WHAT THIS TASK INVOLVES. Quote the records that follow in full and exactly; leave out the pictures.

A block of data.
------------------------------------------------------------
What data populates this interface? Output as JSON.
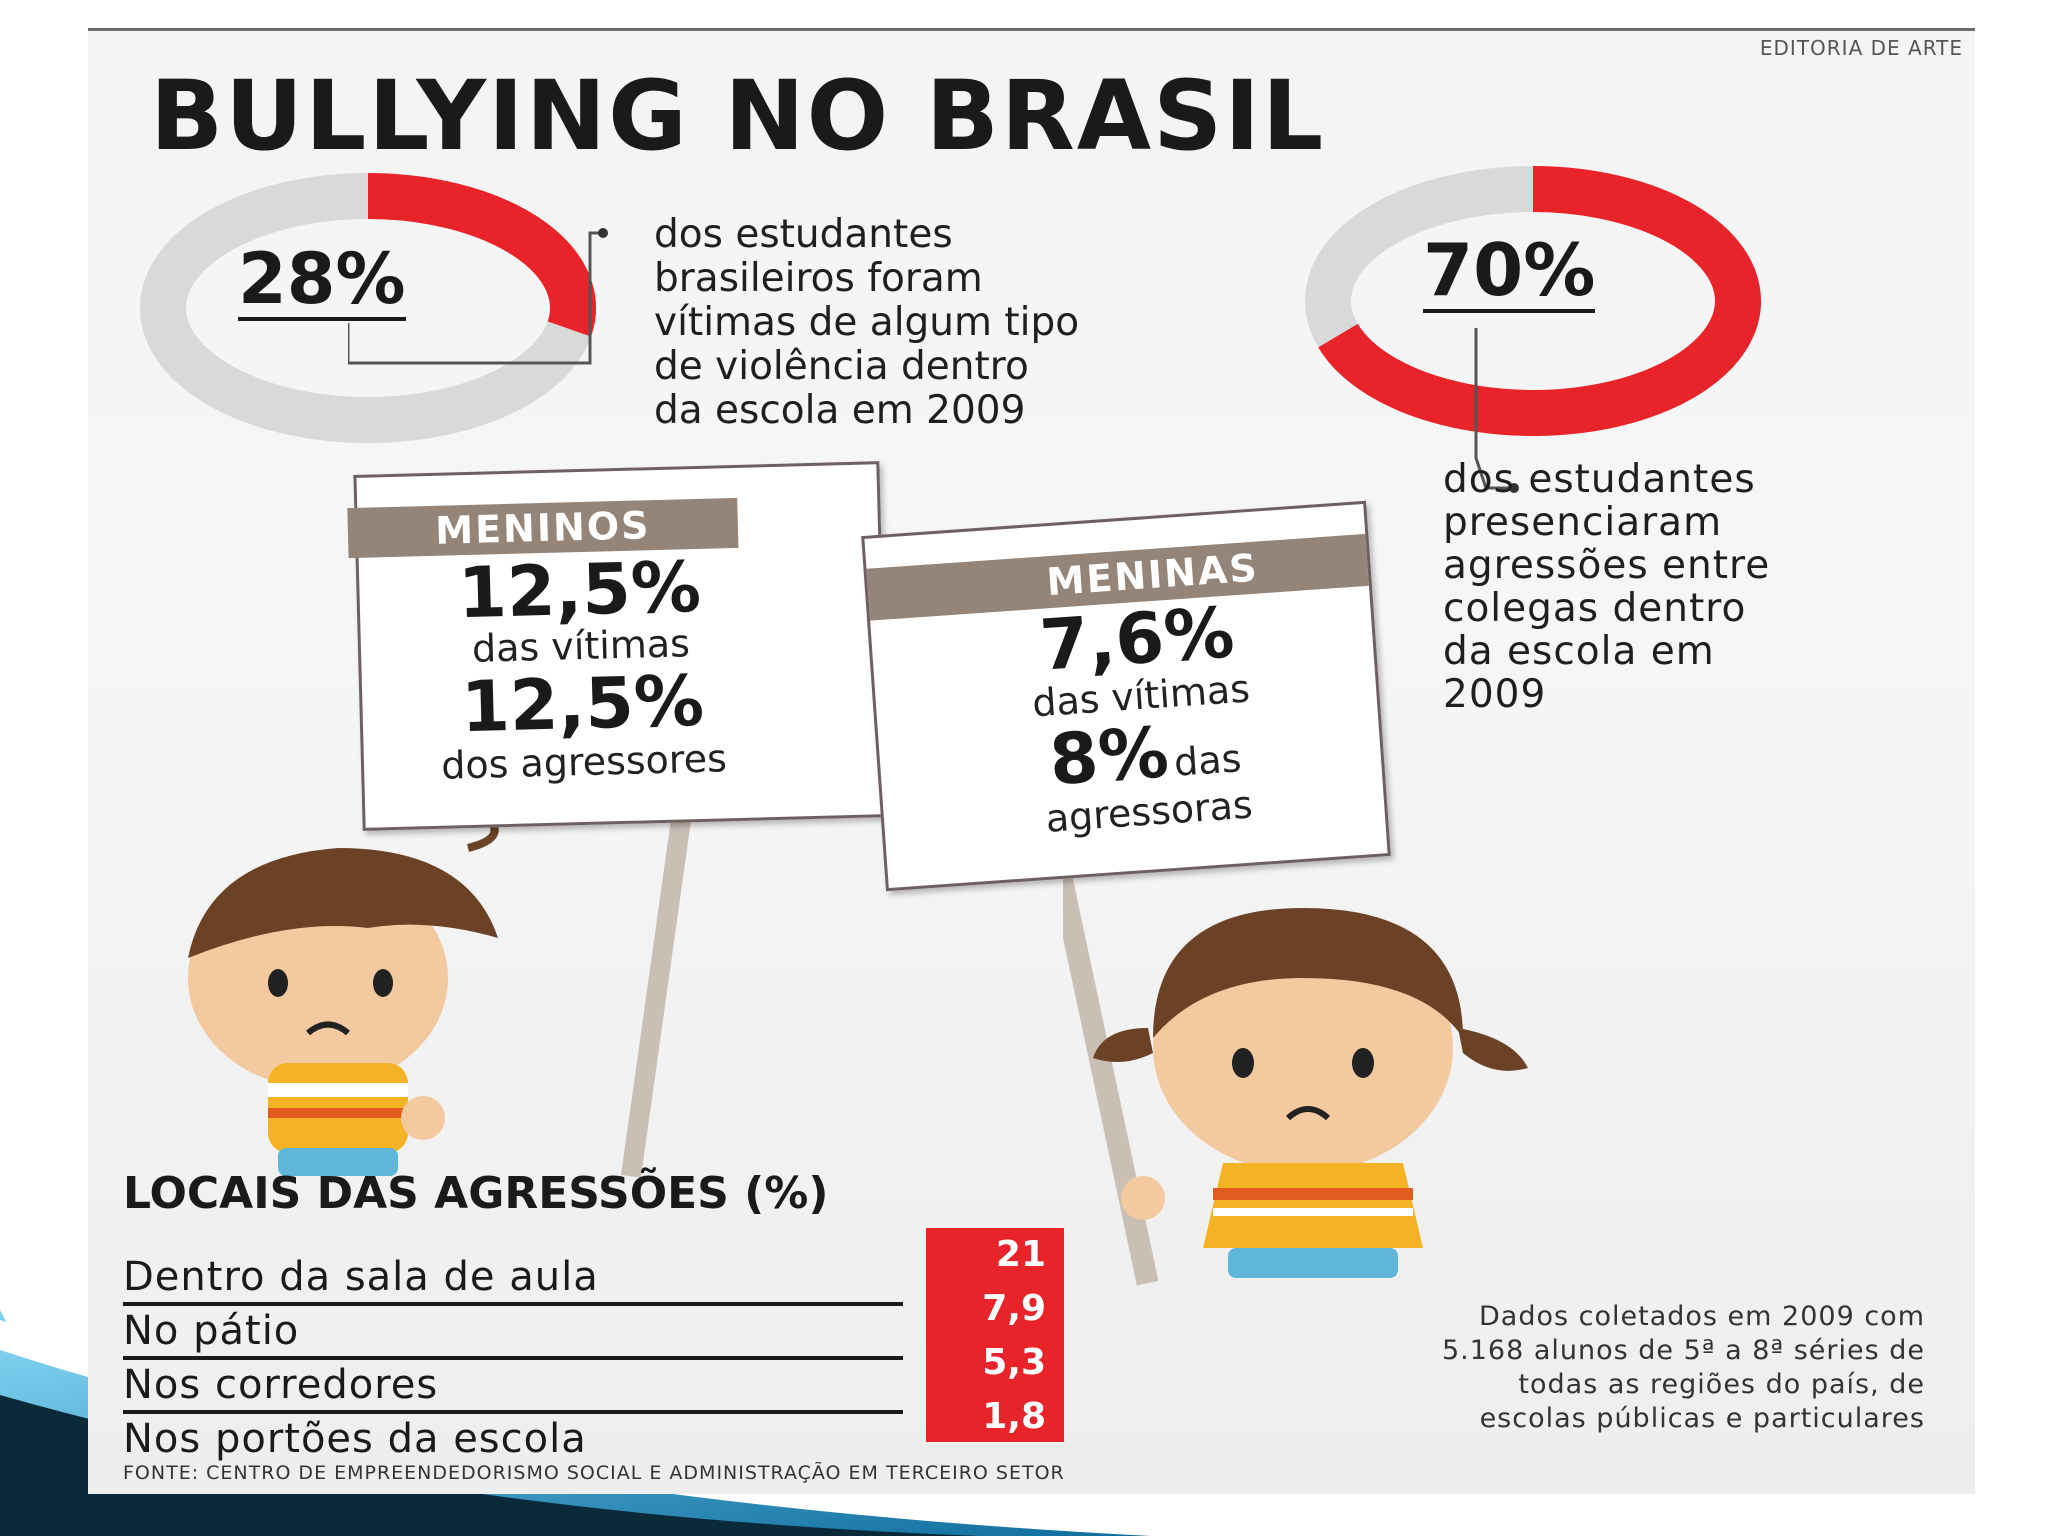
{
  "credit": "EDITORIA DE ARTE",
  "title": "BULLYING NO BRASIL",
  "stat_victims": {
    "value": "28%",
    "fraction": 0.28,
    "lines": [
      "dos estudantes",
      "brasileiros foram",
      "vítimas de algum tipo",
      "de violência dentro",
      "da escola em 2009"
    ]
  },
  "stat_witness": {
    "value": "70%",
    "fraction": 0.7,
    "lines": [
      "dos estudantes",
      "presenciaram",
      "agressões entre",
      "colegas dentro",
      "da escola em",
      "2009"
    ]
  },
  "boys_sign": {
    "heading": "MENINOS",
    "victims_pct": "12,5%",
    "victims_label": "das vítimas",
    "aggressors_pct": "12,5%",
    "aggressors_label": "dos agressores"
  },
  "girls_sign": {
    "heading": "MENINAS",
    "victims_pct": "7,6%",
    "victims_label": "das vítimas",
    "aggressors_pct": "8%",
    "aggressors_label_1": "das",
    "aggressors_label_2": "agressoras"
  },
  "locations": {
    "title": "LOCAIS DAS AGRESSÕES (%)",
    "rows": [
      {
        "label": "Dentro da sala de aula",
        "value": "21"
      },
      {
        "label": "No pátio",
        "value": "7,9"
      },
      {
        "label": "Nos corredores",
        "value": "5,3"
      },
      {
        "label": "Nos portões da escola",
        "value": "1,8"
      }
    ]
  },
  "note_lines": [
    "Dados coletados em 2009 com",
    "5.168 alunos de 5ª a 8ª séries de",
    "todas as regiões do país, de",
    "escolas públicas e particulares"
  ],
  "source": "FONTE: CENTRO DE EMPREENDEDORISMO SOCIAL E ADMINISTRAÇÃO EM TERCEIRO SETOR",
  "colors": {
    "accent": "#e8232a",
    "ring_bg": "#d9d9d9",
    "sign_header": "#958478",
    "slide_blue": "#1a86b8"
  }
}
------------------------------------------------------------
EXPECTED ANSWER.
What data populates this interface? Output as JSON.
{
  "credit": "EDITORIA DE ARTE",
  "title": "BULLYING NO BRASIL",
  "stat_victims": {
    "value": "28%",
    "fraction": 0.28,
    "lines": [
      "dos estudantes",
      "brasileiros foram",
      "vítimas de algum tipo",
      "de violência dentro",
      "da escola em 2009"
    ]
  },
  "stat_witness": {
    "value": "70%",
    "fraction": 0.7,
    "lines": [
      "dos estudantes",
      "presenciaram",
      "agressões entre",
      "colegas dentro",
      "da escola em",
      "2009"
    ]
  },
  "boys_sign": {
    "heading": "MENINOS",
    "victims_pct": "12,5%",
    "victims_label": "das vítimas",
    "aggressors_pct": "12,5%",
    "aggressors_label": "dos agressores"
  },
  "girls_sign": {
    "heading": "MENINAS",
    "victims_pct": "7,6%",
    "victims_label": "das vítimas",
    "aggressors_pct": "8%",
    "aggressors_label_1": "das",
    "aggressors_label_2": "agressoras"
  },
  "locations": {
    "title": "LOCAIS DAS AGRESSÕES (%)",
    "rows": [
      {
        "label": "Dentro da sala de aula",
        "value": "21"
      },
      {
        "label": "No pátio",
        "value": "7,9"
      },
      {
        "label": "Nos corredores",
        "value": "5,3"
      },
      {
        "label": "Nos portões da escola",
        "value": "1,8"
      }
    ]
  },
  "note_lines": [
    "Dados coletados em 2009 com",
    "5.168 alunos de 5ª a 8ª séries de",
    "todas as regiões do país, de",
    "escolas públicas e particulares"
  ],
  "source": "FONTE: CENTRO DE EMPREENDEDORISMO SOCIAL E ADMINISTRAÇÃO EM TERCEIRO SETOR",
  "colors": {
    "accent": "#e8232a",
    "ring_bg": "#d9d9d9",
    "sign_header": "#958478",
    "slide_blue": "#1a86b8"
  }
}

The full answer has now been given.